WHAT TO DO
Transcribe all of the material exactly, except for its pictures.

# START OF DATASET ROWS

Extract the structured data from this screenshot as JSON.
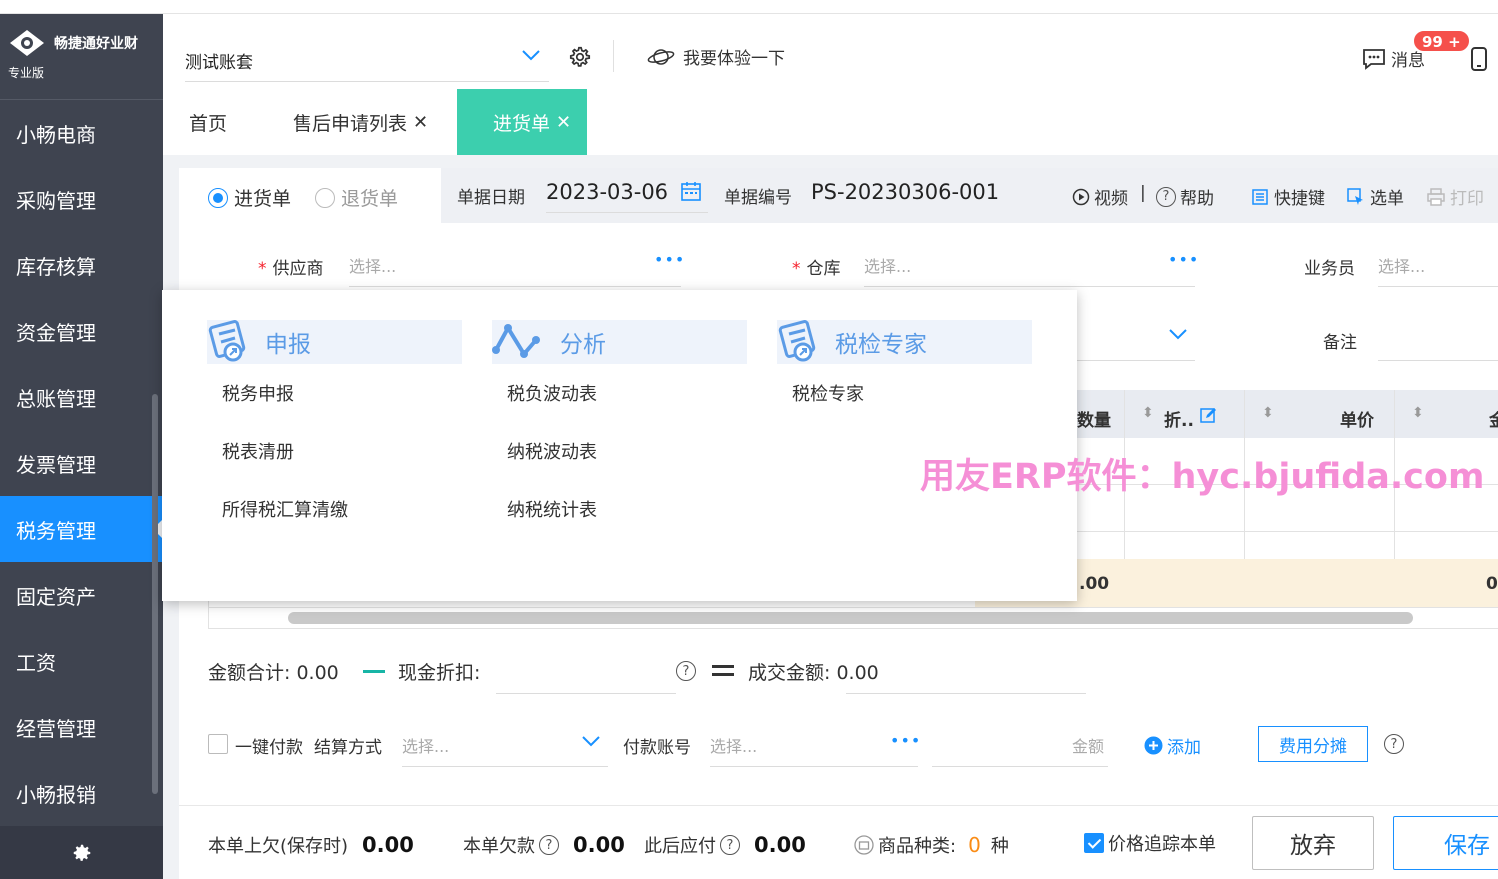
{
  "app": {
    "logo_name": "畅捷通好业财",
    "edition": "专业版"
  },
  "sidebar": {
    "items": [
      {
        "label": "小畅电商"
      },
      {
        "label": "采购管理"
      },
      {
        "label": "库存核算"
      },
      {
        "label": "资金管理"
      },
      {
        "label": "总账管理"
      },
      {
        "label": "发票管理"
      },
      {
        "label": "税务管理",
        "active": true
      },
      {
        "label": "固定资产"
      },
      {
        "label": "工资"
      },
      {
        "label": "经营管理"
      },
      {
        "label": "小畅报销"
      }
    ],
    "bottom_icon": "gear-icon"
  },
  "topbar": {
    "account": "测试账套",
    "try_label": "我要体验一下",
    "messages_label": "消息",
    "badge": "99 +"
  },
  "tabs": [
    {
      "label": "首页"
    },
    {
      "label": "售后申请列表",
      "closable": true
    },
    {
      "label": "进货单",
      "closable": true,
      "active": true
    }
  ],
  "form": {
    "type_options": [
      "进货单",
      "退货单"
    ],
    "selected_type": "进货单",
    "date_label": "单据日期",
    "date_value": "2023-03-06",
    "number_label": "单据编号",
    "number_value": "PS-20230306-001",
    "tools": {
      "video": "视频",
      "help": "帮助",
      "shortcut": "快捷键",
      "select": "选单",
      "print": "打印"
    },
    "supplier_label": "供应商",
    "supplier_placeholder": "选择...",
    "warehouse_label": "仓库",
    "warehouse_placeholder": "选择...",
    "salesman_label": "业务员",
    "salesman_placeholder": "选择...",
    "remark_label": "备注"
  },
  "table": {
    "columns": [
      "数量",
      "折..",
      "单价",
      "金"
    ],
    "sum_row": [
      ".00",
      "0"
    ]
  },
  "totals": {
    "amount_label": "金额合计:",
    "amount_value": "0.00",
    "discount_label": "现金折扣:",
    "deal_label": "成交金额:",
    "deal_value": "0.00"
  },
  "payment": {
    "one_click_label": "一键付款",
    "method_label": "结算方式",
    "method_placeholder": "选择...",
    "account_label": "付款账号",
    "account_placeholder": "选择...",
    "amount_placeholder": "金额",
    "add_label": "添加",
    "fee_button": "费用分摊"
  },
  "footer": {
    "prev_debt_label": "本单上欠(保存时)",
    "prev_debt_value": "0.00",
    "debt_label": "本单欠款",
    "debt_value": "0.00",
    "payable_label": "此后应付",
    "payable_value": "0.00",
    "types_label": "商品种类:",
    "types_value": "0",
    "types_unit": "种",
    "track_label": "价格追踪本单",
    "give_up": "放弃",
    "save": "保存"
  },
  "popup": {
    "columns": [
      {
        "title": "申报",
        "links": [
          "税务申报",
          "税表清册",
          "所得税汇算清缴"
        ]
      },
      {
        "title": "分析",
        "links": [
          "税负波动表",
          "纳税波动表",
          "纳税统计表"
        ]
      },
      {
        "title": "税检专家",
        "links": [
          "税检专家"
        ]
      }
    ]
  },
  "watermark": "用友ERP软件：hyc.bjufida.com",
  "colors": {
    "sidebar_bg": "#3f4450",
    "active_blue": "#1890ff",
    "active_tab": "#3ccfae",
    "badge": "#f5504b",
    "watermark": "#f58fd6"
  }
}
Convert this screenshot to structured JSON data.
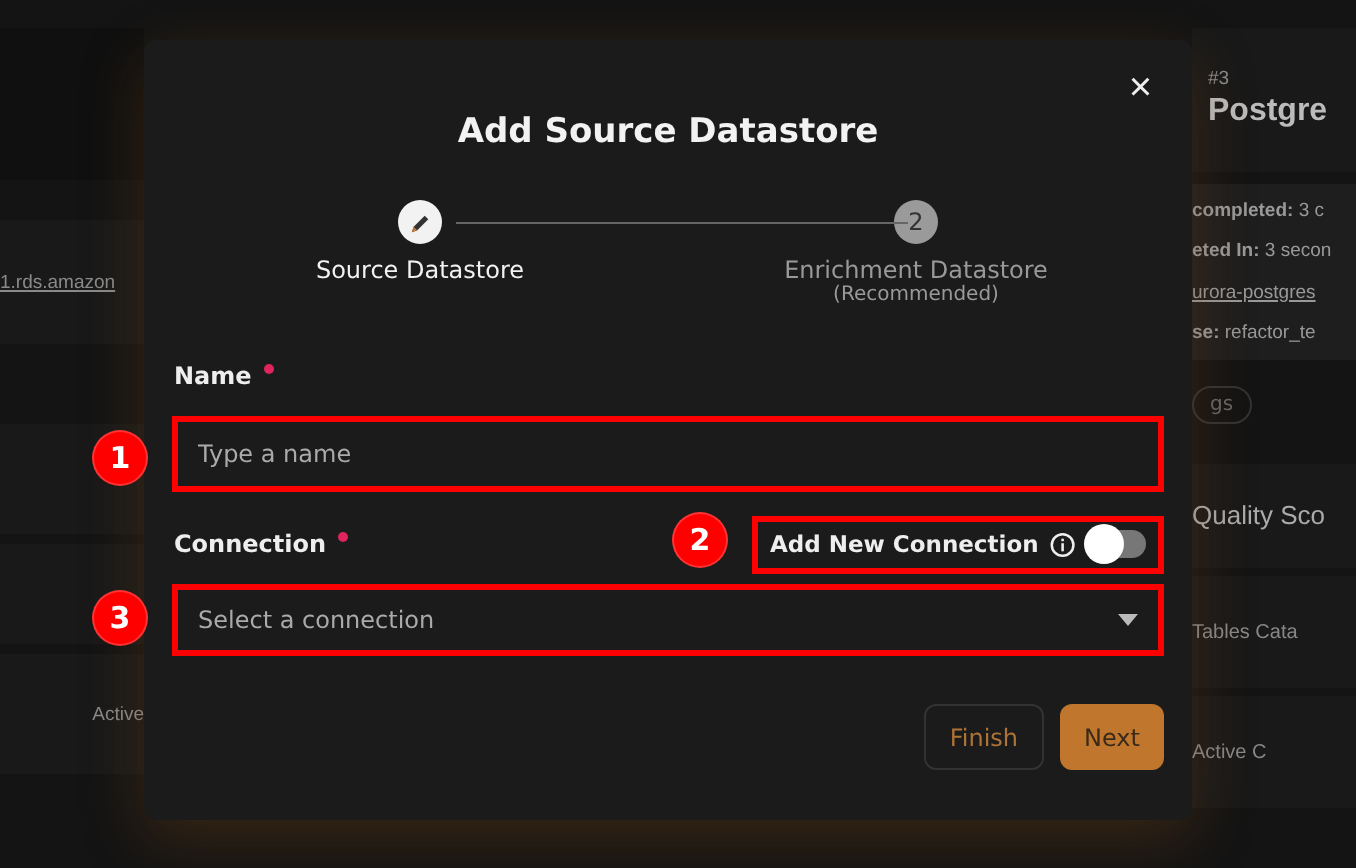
{
  "background": {
    "left": {
      "link": "1.rds.amazon",
      "label": "Active"
    },
    "right": {
      "number": "#3",
      "title": "Postgre",
      "details": [
        {
          "key": "completed:",
          "value": " 3 c",
          "link": false
        },
        {
          "key": "eted In:",
          "value": " 3 secon",
          "link": false
        },
        {
          "value": "urora-postgres",
          "link": true
        },
        {
          "key": "se:",
          "value": " refactor_te",
          "link": false
        }
      ],
      "tag": "gs",
      "metrics": [
        "Quality Sco",
        "Tables Cata",
        "Active C"
      ]
    }
  },
  "dialog": {
    "title": "Add Source Datastore",
    "close": "×",
    "steps": [
      {
        "label": "Source Datastore",
        "active": true
      },
      {
        "label": "Enrichment Datastore",
        "note": "(Recommended)",
        "active": false,
        "number": "2"
      }
    ],
    "fields": [
      {
        "label": "Name",
        "required": true,
        "kind": "text",
        "placeholder": "Type a name",
        "annotation": "1"
      },
      {
        "label": "Connection",
        "required": true,
        "kind": "select",
        "placeholder": "Select a connection",
        "annotation": "3",
        "toggle": {
          "label": "Add New Connection",
          "on": false,
          "annotation": "2"
        }
      }
    ],
    "buttons": [
      {
        "label": "Finish",
        "kind": "secondary"
      },
      {
        "label": "Next",
        "kind": "primary"
      }
    ]
  }
}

# END OF DATASET ROWS

THE REPLY
Extract the structured data from this screenshot as JSON.
{
  "app": {
    "logo_name": "畅捷通好业财",
    "edition": "专业版"
  },
  "sidebar": {
    "items": [
      {
        "label": "小畅电商"
      },
      {
        "label": "采购管理"
      },
      {
        "label": "库存核算"
      },
      {
        "label": "资金管理"
      },
      {
        "label": "总账管理"
      },
      {
        "label": "发票管理"
      },
      {
        "label": "税务管理",
        "active": true
      },
      {
        "label": "固定资产"
      },
      {
        "label": "工资"
      },
      {
        "label": "经营管理"
      },
      {
        "label": "小畅报销"
      }
    ],
    "bottom_icon": "gear-icon"
  },
  "topbar": {
    "account": "测试账套",
    "try_label": "我要体验一下",
    "messages_label": "消息",
    "badge": "99 +"
  },
  "tabs": [
    {
      "label": "首页"
    },
    {
      "label": "售后申请列表",
      "closable": true
    },
    {
      "label": "进货单",
      "closable": true,
      "active": true
    }
  ],
  "form": {
    "type_options": [
      "进货单",
      "退货单"
    ],
    "selected_type": "进货单",
    "date_label": "单据日期",
    "date_value": "2023-03-06",
    "number_label": "单据编号",
    "number_value": "PS-20230306-001",
    "tools": {
      "video": "视频",
      "help": "帮助",
      "shortcut": "快捷键",
      "select": "选单",
      "print": "打印"
    },
    "supplier_label": "供应商",
    "supplier_placeholder": "选择...",
    "warehouse_label": "仓库",
    "warehouse_placeholder": "选择...",
    "salesman_label": "业务员",
    "salesman_placeholder": "选择...",
    "remark_label": "备注"
  },
  "table": {
    "columns": [
      "数量",
      "折..",
      "单价",
      "金"
    ],
    "sum_row": [
      ".00",
      "0"
    ]
  },
  "totals": {
    "amount_label": "金额合计:",
    "amount_value": "0.00",
    "discount_label": "现金折扣:",
    "deal_label": "成交金额:",
    "deal_value": "0.00"
  },
  "payment": {
    "one_click_label": "一键付款",
    "method_label": "结算方式",
    "method_placeholder": "选择...",
    "account_label": "付款账号",
    "account_placeholder": "选择...",
    "amount_placeholder": "金额",
    "add_label": "添加",
    "fee_button": "费用分摊"
  },
  "footer": {
    "prev_debt_label": "本单上欠(保存时)",
    "prev_debt_value": "0.00",
    "debt_label": "本单欠款",
    "debt_value": "0.00",
    "payable_label": "此后应付",
    "payable_value": "0.00",
    "types_label": "商品种类:",
    "types_value": "0",
    "types_unit": "种",
    "track_label": "价格追踪本单",
    "give_up": "放弃",
    "save": "保存"
  },
  "popup": {
    "columns": [
      {
        "title": "申报",
        "links": [
          "税务申报",
          "税表清册",
          "所得税汇算清缴"
        ]
      },
      {
        "title": "分析",
        "links": [
          "税负波动表",
          "纳税波动表",
          "纳税统计表"
        ]
      },
      {
        "title": "税检专家",
        "links": [
          "税检专家"
        ]
      }
    ]
  },
  "watermark": "用友ERP软件：hyc.bjufida.com",
  "colors": {
    "sidebar_bg": "#3f4450",
    "active_blue": "#1890ff",
    "active_tab": "#3ccfae",
    "badge": "#f5504b",
    "watermark": "#f58fd6"
  }
}
Convert this screenshot to structured JSON data.
{
  "background": {
    "left": {
      "link": "1.rds.amazon",
      "label": "Active"
    },
    "right": {
      "number": "#3",
      "title": "Postgre",
      "details": [
        {
          "key": "completed:",
          "value": " 3 c",
          "link": false
        },
        {
          "key": "eted In:",
          "value": " 3 secon",
          "link": false
        },
        {
          "value": "urora-postgres",
          "link": true
        },
        {
          "key": "se:",
          "value": " refactor_te",
          "link": false
        }
      ],
      "tag": "gs",
      "metrics": [
        "Quality Sco",
        "Tables Cata",
        "Active C"
      ]
    }
  },
  "dialog": {
    "title": "Add Source Datastore",
    "close": "×",
    "steps": [
      {
        "label": "Source Datastore",
        "active": true
      },
      {
        "label": "Enrichment Datastore",
        "note": "(Recommended)",
        "active": false,
        "number": "2"
      }
    ],
    "fields": [
      {
        "label": "Name",
        "required": true,
        "kind": "text",
        "placeholder": "Type a name",
        "annotation": "1"
      },
      {
        "label": "Connection",
        "required": true,
        "kind": "select",
        "placeholder": "Select a connection",
        "annotation": "3",
        "toggle": {
          "label": "Add New Connection",
          "on": false,
          "annotation": "2"
        }
      }
    ],
    "buttons": [
      {
        "label": "Finish",
        "kind": "secondary"
      },
      {
        "label": "Next",
        "kind": "primary"
      }
    ]
  }
}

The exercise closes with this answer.